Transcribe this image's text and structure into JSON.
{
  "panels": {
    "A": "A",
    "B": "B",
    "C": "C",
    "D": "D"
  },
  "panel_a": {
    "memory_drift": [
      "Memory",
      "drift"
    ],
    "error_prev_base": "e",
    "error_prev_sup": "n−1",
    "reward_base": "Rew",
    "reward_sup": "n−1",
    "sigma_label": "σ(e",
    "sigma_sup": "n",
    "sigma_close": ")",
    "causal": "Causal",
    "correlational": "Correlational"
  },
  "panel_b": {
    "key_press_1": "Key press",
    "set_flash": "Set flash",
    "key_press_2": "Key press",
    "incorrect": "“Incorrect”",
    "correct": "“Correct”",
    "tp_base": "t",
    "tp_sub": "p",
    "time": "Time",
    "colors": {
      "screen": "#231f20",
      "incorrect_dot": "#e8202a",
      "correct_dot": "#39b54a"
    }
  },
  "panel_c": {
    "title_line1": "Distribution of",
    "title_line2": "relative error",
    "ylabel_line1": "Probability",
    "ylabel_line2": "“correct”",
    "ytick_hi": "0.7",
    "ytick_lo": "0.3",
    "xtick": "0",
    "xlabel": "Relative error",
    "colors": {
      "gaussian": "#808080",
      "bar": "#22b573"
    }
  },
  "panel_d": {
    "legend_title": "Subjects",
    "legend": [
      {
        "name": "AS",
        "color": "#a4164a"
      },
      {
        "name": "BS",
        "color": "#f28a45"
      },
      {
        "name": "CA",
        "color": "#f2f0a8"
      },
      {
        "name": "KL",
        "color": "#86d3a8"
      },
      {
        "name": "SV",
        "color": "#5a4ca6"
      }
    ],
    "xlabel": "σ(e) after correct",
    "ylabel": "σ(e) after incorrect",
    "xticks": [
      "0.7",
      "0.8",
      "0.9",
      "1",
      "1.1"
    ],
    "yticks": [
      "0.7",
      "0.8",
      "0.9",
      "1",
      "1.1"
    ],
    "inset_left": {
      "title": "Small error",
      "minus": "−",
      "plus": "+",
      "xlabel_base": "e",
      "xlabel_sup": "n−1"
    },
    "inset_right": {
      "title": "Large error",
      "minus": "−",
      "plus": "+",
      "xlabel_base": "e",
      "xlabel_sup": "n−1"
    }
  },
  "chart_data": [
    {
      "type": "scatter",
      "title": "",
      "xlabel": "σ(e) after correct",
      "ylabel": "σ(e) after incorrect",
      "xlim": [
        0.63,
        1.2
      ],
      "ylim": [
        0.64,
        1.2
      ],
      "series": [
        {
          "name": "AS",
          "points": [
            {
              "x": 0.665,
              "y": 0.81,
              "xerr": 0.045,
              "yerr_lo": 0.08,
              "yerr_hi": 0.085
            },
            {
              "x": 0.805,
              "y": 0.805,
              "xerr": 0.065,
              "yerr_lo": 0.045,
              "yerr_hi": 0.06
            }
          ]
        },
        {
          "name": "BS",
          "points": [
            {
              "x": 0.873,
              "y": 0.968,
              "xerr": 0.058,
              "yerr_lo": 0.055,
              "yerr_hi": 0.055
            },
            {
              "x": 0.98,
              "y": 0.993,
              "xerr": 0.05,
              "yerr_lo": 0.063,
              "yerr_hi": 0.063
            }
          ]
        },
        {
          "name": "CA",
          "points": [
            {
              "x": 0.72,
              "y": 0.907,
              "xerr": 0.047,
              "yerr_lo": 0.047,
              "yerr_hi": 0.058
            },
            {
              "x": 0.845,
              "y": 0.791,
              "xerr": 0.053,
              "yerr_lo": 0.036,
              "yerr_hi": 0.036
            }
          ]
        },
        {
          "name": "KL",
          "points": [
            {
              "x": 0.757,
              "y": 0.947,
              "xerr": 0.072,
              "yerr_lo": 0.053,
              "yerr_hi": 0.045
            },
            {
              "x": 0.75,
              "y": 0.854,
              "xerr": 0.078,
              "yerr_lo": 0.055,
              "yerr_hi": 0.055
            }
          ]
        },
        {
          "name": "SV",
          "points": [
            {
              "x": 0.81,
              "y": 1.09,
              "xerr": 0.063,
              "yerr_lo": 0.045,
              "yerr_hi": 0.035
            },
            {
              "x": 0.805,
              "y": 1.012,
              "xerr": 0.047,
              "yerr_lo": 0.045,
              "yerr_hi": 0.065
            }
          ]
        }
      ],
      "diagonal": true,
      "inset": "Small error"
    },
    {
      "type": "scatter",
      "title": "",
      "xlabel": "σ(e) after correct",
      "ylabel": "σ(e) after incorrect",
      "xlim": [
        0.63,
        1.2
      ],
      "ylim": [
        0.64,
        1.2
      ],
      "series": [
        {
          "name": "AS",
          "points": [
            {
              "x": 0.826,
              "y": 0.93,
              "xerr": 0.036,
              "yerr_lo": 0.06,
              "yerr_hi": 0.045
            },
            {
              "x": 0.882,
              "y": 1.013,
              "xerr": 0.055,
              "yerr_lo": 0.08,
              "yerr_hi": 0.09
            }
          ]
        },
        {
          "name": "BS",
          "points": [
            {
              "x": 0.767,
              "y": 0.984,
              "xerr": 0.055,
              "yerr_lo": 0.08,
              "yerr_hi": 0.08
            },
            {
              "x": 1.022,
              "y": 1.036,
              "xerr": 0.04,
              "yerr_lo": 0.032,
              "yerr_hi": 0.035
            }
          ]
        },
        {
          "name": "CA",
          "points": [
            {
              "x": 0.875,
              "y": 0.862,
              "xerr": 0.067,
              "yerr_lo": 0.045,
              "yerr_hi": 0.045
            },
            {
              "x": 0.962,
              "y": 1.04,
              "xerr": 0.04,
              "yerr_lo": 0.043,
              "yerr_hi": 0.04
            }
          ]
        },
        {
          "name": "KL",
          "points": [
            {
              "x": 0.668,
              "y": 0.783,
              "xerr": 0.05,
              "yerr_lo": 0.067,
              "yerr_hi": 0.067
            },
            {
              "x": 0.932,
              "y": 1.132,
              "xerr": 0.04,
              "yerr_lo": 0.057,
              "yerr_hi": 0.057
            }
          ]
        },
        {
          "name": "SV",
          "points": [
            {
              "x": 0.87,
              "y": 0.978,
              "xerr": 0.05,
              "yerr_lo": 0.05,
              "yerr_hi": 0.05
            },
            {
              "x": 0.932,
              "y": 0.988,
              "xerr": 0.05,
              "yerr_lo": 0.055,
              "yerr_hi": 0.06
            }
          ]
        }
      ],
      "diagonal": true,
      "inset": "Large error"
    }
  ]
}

-*-*-

Exactly as shown, repeat every record.

Transcribe this image's text and structure into JSON.
{
  "panels": {
    "A": "A",
    "B": "B",
    "C": "C",
    "D": "D"
  },
  "panel_a": {
    "memory_drift": [
      "Memory",
      "drift"
    ],
    "error_prev_base": "e",
    "error_prev_sup": "n−1",
    "reward_base": "Rew",
    "reward_sup": "n−1",
    "sigma_label": "σ(e",
    "sigma_sup": "n",
    "sigma_close": ")",
    "causal": "Causal",
    "correlational": "Correlational"
  },
  "panel_b": {
    "key_press_1": "Key press",
    "set_flash": "Set flash",
    "key_press_2": "Key press",
    "incorrect": "“Incorrect”",
    "correct": "“Correct”",
    "tp_base": "t",
    "tp_sub": "p",
    "time": "Time",
    "colors": {
      "screen": "#231f20",
      "incorrect_dot": "#e8202a",
      "correct_dot": "#39b54a"
    }
  },
  "panel_c": {
    "title_line1": "Distribution of",
    "title_line2": "relative error",
    "ylabel_line1": "Probability",
    "ylabel_line2": "“correct”",
    "ytick_hi": "0.7",
    "ytick_lo": "0.3",
    "xtick": "0",
    "xlabel": "Relative error",
    "colors": {
      "gaussian": "#808080",
      "bar": "#22b573"
    }
  },
  "panel_d": {
    "legend_title": "Subjects",
    "legend": [
      {
        "name": "AS",
        "color": "#a4164a"
      },
      {
        "name": "BS",
        "color": "#f28a45"
      },
      {
        "name": "CA",
        "color": "#f2f0a8"
      },
      {
        "name": "KL",
        "color": "#86d3a8"
      },
      {
        "name": "SV",
        "color": "#5a4ca6"
      }
    ],
    "xlabel": "σ(e) after correct",
    "ylabel": "σ(e) after incorrect",
    "xticks": [
      "0.7",
      "0.8",
      "0.9",
      "1",
      "1.1"
    ],
    "yticks": [
      "0.7",
      "0.8",
      "0.9",
      "1",
      "1.1"
    ],
    "inset_left": {
      "title": "Small error",
      "minus": "−",
      "plus": "+",
      "xlabel_base": "e",
      "xlabel_sup": "n−1"
    },
    "inset_right": {
      "title": "Large error",
      "minus": "−",
      "plus": "+",
      "xlabel_base": "e",
      "xlabel_sup": "n−1"
    }
  },
  "chart_data": [
    {
      "type": "scatter",
      "title": "",
      "xlabel": "σ(e) after correct",
      "ylabel": "σ(e) after incorrect",
      "xlim": [
        0.63,
        1.2
      ],
      "ylim": [
        0.64,
        1.2
      ],
      "series": [
        {
          "name": "AS",
          "points": [
            {
              "x": 0.665,
              "y": 0.81,
              "xerr": 0.045,
              "yerr_lo": 0.08,
              "yerr_hi": 0.085
            },
            {
              "x": 0.805,
              "y": 0.805,
              "xerr": 0.065,
              "yerr_lo": 0.045,
              "yerr_hi": 0.06
            }
          ]
        },
        {
          "name": "BS",
          "points": [
            {
              "x": 0.873,
              "y": 0.968,
              "xerr": 0.058,
              "yerr_lo": 0.055,
              "yerr_hi": 0.055
            },
            {
              "x": 0.98,
              "y": 0.993,
              "xerr": 0.05,
              "yerr_lo": 0.063,
              "yerr_hi": 0.063
            }
          ]
        },
        {
          "name": "CA",
          "points": [
            {
              "x": 0.72,
              "y": 0.907,
              "xerr": 0.047,
              "yerr_lo": 0.047,
              "yerr_hi": 0.058
            },
            {
              "x": 0.845,
              "y": 0.791,
              "xerr": 0.053,
              "yerr_lo": 0.036,
              "yerr_hi": 0.036
            }
          ]
        },
        {
          "name": "KL",
          "points": [
            {
              "x": 0.757,
              "y": 0.947,
              "xerr": 0.072,
              "yerr_lo": 0.053,
              "yerr_hi": 0.045
            },
            {
              "x": 0.75,
              "y": 0.854,
              "xerr": 0.078,
              "yerr_lo": 0.055,
              "yerr_hi": 0.055
            }
          ]
        },
        {
          "name": "SV",
          "points": [
            {
              "x": 0.81,
              "y": 1.09,
              "xerr": 0.063,
              "yerr_lo": 0.045,
              "yerr_hi": 0.035
            },
            {
              "x": 0.805,
              "y": 1.012,
              "xerr": 0.047,
              "yerr_lo": 0.045,
              "yerr_hi": 0.065
            }
          ]
        }
      ],
      "diagonal": true,
      "inset": "Small error"
    },
    {
      "type": "scatter",
      "title": "",
      "xlabel": "σ(e) after correct",
      "ylabel": "σ(e) after incorrect",
      "xlim": [
        0.63,
        1.2
      ],
      "ylim": [
        0.64,
        1.2
      ],
      "series": [
        {
          "name": "AS",
          "points": [
            {
              "x": 0.826,
              "y": 0.93,
              "xerr": 0.036,
              "yerr_lo": 0.06,
              "yerr_hi": 0.045
            },
            {
              "x": 0.882,
              "y": 1.013,
              "xerr": 0.055,
              "yerr_lo": 0.08,
              "yerr_hi": 0.09
            }
          ]
        },
        {
          "name": "BS",
          "points": [
            {
              "x": 0.767,
              "y": 0.984,
              "xerr": 0.055,
              "yerr_lo": 0.08,
              "yerr_hi": 0.08
            },
            {
              "x": 1.022,
              "y": 1.036,
              "xerr": 0.04,
              "yerr_lo": 0.032,
              "yerr_hi": 0.035
            }
          ]
        },
        {
          "name": "CA",
          "points": [
            {
              "x": 0.875,
              "y": 0.862,
              "xerr": 0.067,
              "yerr_lo": 0.045,
              "yerr_hi": 0.045
            },
            {
              "x": 0.962,
              "y": 1.04,
              "xerr": 0.04,
              "yerr_lo": 0.043,
              "yerr_hi": 0.04
            }
          ]
        },
        {
          "name": "KL",
          "points": [
            {
              "x": 0.668,
              "y": 0.783,
              "xerr": 0.05,
              "yerr_lo": 0.067,
              "yerr_hi": 0.067
            },
            {
              "x": 0.932,
              "y": 1.132,
              "xerr": 0.04,
              "yerr_lo": 0.057,
              "yerr_hi": 0.057
            }
          ]
        },
        {
          "name": "SV",
          "points": [
            {
              "x": 0.87,
              "y": 0.978,
              "xerr": 0.05,
              "yerr_lo": 0.05,
              "yerr_hi": 0.05
            },
            {
              "x": 0.932,
              "y": 0.988,
              "xerr": 0.05,
              "yerr_lo": 0.055,
              "yerr_hi": 0.06
            }
          ]
        }
      ],
      "diagonal": true,
      "inset": "Large error"
    }
  ]
}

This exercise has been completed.